┌──
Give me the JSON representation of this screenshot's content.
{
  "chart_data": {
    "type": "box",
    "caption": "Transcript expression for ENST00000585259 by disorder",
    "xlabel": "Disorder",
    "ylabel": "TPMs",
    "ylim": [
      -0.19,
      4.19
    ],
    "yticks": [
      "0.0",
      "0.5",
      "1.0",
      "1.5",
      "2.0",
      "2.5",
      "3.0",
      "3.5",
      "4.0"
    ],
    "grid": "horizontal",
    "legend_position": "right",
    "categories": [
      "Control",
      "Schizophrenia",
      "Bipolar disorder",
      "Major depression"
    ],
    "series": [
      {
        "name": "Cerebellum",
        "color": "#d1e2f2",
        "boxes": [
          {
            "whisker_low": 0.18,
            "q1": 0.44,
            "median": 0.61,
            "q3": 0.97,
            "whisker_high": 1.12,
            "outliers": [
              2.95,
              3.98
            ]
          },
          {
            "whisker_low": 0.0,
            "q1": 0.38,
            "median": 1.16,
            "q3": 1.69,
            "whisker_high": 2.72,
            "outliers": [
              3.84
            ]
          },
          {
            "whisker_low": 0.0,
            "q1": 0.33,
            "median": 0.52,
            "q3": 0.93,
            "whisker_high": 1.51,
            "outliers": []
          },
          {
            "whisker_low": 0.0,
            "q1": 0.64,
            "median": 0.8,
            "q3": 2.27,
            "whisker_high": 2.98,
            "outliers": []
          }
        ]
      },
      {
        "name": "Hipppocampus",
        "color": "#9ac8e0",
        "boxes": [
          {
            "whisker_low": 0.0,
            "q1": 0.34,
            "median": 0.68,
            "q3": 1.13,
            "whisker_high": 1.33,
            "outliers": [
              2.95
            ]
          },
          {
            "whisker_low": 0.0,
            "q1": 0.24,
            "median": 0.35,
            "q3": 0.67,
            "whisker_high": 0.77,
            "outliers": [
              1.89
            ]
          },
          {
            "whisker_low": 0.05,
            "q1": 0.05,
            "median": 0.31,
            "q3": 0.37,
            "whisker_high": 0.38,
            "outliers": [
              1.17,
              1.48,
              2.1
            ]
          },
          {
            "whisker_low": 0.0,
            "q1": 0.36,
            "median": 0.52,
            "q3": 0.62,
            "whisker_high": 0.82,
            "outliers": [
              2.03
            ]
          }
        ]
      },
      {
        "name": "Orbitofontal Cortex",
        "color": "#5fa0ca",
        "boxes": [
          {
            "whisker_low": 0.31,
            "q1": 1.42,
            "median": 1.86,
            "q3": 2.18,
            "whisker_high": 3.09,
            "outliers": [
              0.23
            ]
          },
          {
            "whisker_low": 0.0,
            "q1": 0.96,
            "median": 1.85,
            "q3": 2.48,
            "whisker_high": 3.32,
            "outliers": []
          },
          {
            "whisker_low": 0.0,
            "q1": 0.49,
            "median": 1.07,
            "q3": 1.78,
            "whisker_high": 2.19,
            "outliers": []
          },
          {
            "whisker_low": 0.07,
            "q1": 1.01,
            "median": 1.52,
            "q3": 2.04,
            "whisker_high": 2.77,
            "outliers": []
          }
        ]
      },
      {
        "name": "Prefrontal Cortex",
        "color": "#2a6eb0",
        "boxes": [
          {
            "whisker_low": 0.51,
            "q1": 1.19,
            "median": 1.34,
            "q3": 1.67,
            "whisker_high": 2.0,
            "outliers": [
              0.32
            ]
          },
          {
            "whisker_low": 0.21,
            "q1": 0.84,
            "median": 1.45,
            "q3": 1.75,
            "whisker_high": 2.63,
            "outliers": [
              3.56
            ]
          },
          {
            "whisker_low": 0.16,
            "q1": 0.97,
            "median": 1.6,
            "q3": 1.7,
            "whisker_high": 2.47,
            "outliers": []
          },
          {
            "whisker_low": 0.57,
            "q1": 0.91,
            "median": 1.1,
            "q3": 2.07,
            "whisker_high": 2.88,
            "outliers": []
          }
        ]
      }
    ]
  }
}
└──
Go through the listing and copy all of it exactly.

Give me the JSON representation of this screenshot's content.
{
  "chart_data": {
    "type": "box",
    "caption": "Transcript expression for ENST00000585259 by disorder",
    "xlabel": "Disorder",
    "ylabel": "TPMs",
    "ylim": [
      -0.19,
      4.19
    ],
    "yticks": [
      "0.0",
      "0.5",
      "1.0",
      "1.5",
      "2.0",
      "2.5",
      "3.0",
      "3.5",
      "4.0"
    ],
    "grid": "horizontal",
    "legend_position": "right",
    "categories": [
      "Control",
      "Schizophrenia",
      "Bipolar disorder",
      "Major depression"
    ],
    "series": [
      {
        "name": "Cerebellum",
        "color": "#d1e2f2",
        "boxes": [
          {
            "whisker_low": 0.18,
            "q1": 0.44,
            "median": 0.61,
            "q3": 0.97,
            "whisker_high": 1.12,
            "outliers": [
              2.95,
              3.98
            ]
          },
          {
            "whisker_low": 0.0,
            "q1": 0.38,
            "median": 1.16,
            "q3": 1.69,
            "whisker_high": 2.72,
            "outliers": [
              3.84
            ]
          },
          {
            "whisker_low": 0.0,
            "q1": 0.33,
            "median": 0.52,
            "q3": 0.93,
            "whisker_high": 1.51,
            "outliers": []
          },
          {
            "whisker_low": 0.0,
            "q1": 0.64,
            "median": 0.8,
            "q3": 2.27,
            "whisker_high": 2.98,
            "outliers": []
          }
        ]
      },
      {
        "name": "Hipppocampus",
        "color": "#9ac8e0",
        "boxes": [
          {
            "whisker_low": 0.0,
            "q1": 0.34,
            "median": 0.68,
            "q3": 1.13,
            "whisker_high": 1.33,
            "outliers": [
              2.95
            ]
          },
          {
            "whisker_low": 0.0,
            "q1": 0.24,
            "median": 0.35,
            "q3": 0.67,
            "whisker_high": 0.77,
            "outliers": [
              1.89
            ]
          },
          {
            "whisker_low": 0.05,
            "q1": 0.05,
            "median": 0.31,
            "q3": 0.37,
            "whisker_high": 0.38,
            "outliers": [
              1.17,
              1.48,
              2.1
            ]
          },
          {
            "whisker_low": 0.0,
            "q1": 0.36,
            "median": 0.52,
            "q3": 0.62,
            "whisker_high": 0.82,
            "outliers": [
              2.03
            ]
          }
        ]
      },
      {
        "name": "Orbitofontal Cortex",
        "color": "#5fa0ca",
        "boxes": [
          {
            "whisker_low": 0.31,
            "q1": 1.42,
            "median": 1.86,
            "q3": 2.18,
            "whisker_high": 3.09,
            "outliers": [
              0.23
            ]
          },
          {
            "whisker_low": 0.0,
            "q1": 0.96,
            "median": 1.85,
            "q3": 2.48,
            "whisker_high": 3.32,
            "outliers": []
          },
          {
            "whisker_low": 0.0,
            "q1": 0.49,
            "median": 1.07,
            "q3": 1.78,
            "whisker_high": 2.19,
            "outliers": []
          },
          {
            "whisker_low": 0.07,
            "q1": 1.01,
            "median": 1.52,
            "q3": 2.04,
            "whisker_high": 2.77,
            "outliers": []
          }
        ]
      },
      {
        "name": "Prefrontal Cortex",
        "color": "#2a6eb0",
        "boxes": [
          {
            "whisker_low": 0.51,
            "q1": 1.19,
            "median": 1.34,
            "q3": 1.67,
            "whisker_high": 2.0,
            "outliers": [
              0.32
            ]
          },
          {
            "whisker_low": 0.21,
            "q1": 0.84,
            "median": 1.45,
            "q3": 1.75,
            "whisker_high": 2.63,
            "outliers": [
              3.56
            ]
          },
          {
            "whisker_low": 0.16,
            "q1": 0.97,
            "median": 1.6,
            "q3": 1.7,
            "whisker_high": 2.47,
            "outliers": []
          },
          {
            "whisker_low": 0.57,
            "q1": 0.91,
            "median": 1.1,
            "q3": 2.07,
            "whisker_high": 2.88,
            "outliers": []
          }
        ]
      }
    ]
  }
}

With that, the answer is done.